Work out how many lines have "JSON" in them. Give only that number.

[Saved data entries]
────

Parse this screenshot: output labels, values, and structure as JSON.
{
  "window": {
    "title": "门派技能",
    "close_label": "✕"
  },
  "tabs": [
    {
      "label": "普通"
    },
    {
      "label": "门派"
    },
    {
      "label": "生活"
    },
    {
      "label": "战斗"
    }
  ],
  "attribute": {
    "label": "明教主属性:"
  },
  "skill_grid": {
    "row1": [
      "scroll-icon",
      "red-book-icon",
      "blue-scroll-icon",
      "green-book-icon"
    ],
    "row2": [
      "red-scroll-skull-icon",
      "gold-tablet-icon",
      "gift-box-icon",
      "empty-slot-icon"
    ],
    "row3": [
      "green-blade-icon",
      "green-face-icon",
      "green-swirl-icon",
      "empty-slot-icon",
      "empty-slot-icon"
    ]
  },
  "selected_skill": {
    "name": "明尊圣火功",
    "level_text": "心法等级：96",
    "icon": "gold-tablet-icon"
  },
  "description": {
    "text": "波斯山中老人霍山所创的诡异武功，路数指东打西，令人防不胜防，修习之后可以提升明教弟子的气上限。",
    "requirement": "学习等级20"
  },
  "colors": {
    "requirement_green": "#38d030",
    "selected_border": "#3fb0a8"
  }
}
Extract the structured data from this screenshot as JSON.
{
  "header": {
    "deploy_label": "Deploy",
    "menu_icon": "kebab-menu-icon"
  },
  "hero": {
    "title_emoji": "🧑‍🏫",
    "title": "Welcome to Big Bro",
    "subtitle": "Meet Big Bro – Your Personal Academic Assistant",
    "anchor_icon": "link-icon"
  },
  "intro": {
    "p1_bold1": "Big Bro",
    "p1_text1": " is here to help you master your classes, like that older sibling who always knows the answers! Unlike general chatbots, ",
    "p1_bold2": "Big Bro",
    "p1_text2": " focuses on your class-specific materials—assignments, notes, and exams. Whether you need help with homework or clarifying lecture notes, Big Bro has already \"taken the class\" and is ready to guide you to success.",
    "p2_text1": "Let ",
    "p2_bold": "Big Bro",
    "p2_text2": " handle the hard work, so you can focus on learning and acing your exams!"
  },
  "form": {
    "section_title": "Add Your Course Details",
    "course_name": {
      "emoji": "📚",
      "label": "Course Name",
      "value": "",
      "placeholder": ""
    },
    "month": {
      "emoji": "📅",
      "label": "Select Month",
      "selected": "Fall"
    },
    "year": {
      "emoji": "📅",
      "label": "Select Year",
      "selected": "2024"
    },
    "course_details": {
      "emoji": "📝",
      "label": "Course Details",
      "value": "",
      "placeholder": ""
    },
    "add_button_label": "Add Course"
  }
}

────

- _Finished answer_: 2